> **Stored data**:
***

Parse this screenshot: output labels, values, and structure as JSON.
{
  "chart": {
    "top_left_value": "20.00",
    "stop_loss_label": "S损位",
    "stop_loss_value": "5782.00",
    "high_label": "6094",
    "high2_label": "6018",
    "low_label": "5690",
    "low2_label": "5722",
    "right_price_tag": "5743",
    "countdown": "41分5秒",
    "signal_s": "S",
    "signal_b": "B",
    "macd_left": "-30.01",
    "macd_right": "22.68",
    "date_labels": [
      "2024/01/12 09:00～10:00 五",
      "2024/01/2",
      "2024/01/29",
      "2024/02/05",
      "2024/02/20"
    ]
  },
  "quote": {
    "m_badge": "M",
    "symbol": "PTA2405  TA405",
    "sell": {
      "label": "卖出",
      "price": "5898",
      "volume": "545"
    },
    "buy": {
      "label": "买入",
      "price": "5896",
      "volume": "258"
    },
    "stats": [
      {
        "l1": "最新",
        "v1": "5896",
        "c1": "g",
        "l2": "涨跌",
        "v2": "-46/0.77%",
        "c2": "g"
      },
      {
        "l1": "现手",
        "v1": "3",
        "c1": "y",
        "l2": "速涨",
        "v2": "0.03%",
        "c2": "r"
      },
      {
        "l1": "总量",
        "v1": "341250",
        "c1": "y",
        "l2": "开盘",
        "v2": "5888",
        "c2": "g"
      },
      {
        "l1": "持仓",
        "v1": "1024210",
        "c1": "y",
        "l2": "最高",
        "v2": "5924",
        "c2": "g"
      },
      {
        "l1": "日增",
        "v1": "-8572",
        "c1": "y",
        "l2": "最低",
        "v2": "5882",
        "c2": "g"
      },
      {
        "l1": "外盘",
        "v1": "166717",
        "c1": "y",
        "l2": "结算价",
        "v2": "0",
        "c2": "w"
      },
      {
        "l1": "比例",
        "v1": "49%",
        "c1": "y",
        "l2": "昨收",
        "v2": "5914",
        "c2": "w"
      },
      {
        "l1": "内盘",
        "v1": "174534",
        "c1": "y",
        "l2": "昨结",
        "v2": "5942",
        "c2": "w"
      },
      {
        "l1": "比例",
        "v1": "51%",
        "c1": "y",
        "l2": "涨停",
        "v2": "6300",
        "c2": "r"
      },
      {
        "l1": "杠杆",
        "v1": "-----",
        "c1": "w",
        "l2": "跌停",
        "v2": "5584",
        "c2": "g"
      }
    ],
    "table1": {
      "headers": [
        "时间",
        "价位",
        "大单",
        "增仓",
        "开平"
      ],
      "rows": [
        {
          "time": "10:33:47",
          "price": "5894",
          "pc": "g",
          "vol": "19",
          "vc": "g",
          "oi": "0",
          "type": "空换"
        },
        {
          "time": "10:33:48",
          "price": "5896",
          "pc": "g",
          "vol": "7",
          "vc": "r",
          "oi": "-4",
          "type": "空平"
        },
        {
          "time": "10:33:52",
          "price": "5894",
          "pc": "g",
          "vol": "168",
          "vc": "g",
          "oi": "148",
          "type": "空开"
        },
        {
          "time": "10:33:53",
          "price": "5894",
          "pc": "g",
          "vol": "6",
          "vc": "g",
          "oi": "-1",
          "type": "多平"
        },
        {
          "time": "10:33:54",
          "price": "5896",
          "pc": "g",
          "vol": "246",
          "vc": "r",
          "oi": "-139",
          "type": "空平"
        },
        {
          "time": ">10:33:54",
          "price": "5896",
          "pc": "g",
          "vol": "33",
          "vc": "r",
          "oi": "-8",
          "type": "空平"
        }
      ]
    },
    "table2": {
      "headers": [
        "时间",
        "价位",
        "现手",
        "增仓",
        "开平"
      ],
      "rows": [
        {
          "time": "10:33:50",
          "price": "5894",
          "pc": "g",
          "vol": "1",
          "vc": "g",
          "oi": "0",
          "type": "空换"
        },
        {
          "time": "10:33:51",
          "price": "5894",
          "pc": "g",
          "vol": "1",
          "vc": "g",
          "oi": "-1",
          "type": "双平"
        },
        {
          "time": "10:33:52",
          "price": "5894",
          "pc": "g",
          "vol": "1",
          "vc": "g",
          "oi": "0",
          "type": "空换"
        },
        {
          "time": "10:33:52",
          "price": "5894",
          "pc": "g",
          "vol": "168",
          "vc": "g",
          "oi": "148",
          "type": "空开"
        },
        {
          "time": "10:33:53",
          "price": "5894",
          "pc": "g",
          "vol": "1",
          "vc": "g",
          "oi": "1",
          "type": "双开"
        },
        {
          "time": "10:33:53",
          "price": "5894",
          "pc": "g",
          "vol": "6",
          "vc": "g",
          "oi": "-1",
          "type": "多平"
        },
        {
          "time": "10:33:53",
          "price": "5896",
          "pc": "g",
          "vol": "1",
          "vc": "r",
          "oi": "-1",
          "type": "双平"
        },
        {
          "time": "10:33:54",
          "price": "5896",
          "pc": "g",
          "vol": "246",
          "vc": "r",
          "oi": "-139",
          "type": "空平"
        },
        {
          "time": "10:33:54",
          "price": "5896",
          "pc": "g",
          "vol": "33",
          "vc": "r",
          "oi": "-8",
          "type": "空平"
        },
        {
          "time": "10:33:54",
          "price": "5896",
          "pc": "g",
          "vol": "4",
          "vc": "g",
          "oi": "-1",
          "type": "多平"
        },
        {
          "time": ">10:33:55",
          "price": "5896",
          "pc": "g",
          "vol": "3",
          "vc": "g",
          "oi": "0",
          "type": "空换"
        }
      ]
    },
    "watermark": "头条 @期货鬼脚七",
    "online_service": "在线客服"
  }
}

***

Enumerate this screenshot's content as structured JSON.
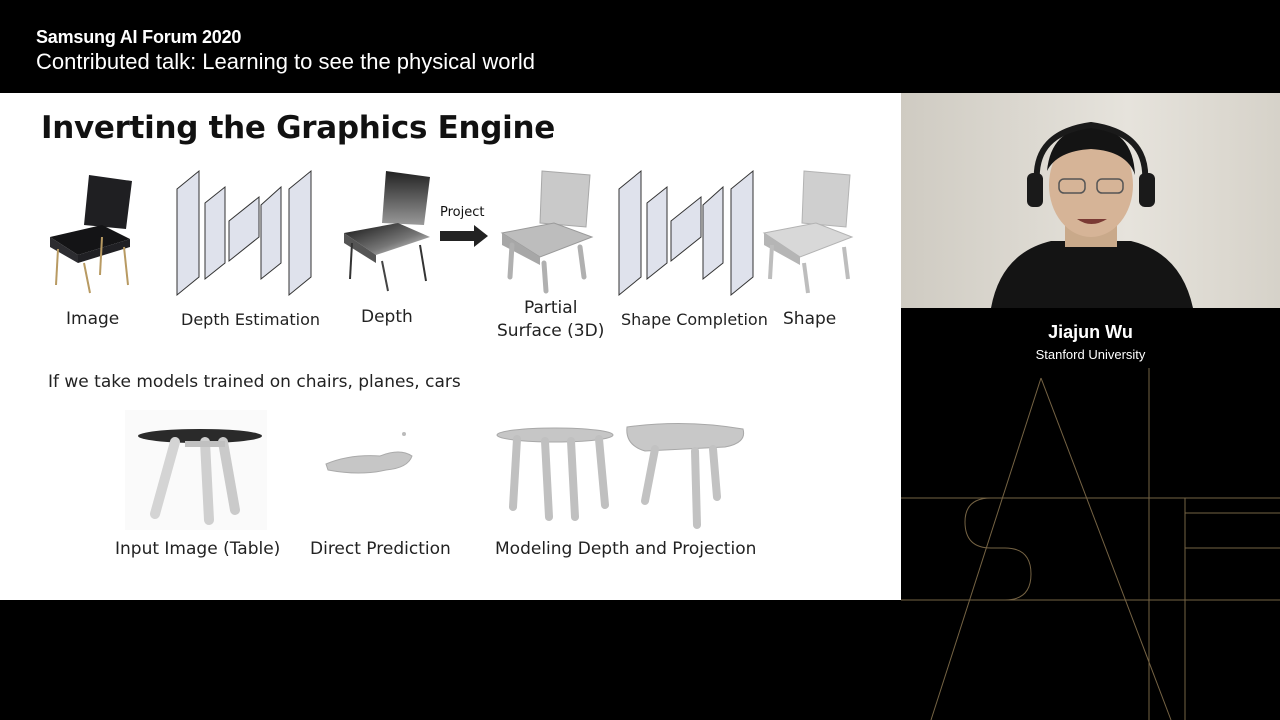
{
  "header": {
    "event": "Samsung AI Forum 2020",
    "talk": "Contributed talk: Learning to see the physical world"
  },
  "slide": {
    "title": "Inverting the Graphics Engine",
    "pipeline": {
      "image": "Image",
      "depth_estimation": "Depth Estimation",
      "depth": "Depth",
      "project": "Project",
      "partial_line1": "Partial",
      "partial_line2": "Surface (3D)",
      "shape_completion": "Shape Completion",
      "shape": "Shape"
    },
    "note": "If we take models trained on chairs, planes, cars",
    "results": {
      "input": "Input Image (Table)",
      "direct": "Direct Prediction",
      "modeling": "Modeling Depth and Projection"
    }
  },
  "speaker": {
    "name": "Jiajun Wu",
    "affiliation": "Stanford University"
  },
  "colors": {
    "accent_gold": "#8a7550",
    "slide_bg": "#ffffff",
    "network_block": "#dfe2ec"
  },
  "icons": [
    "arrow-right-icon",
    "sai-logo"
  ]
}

***

> **Your objective**: Search the entries for the string "Shape" and collect each line that has it.

> **Written answer**:
      "shape_completion": "Shape Completion",
      "shape": "Shape"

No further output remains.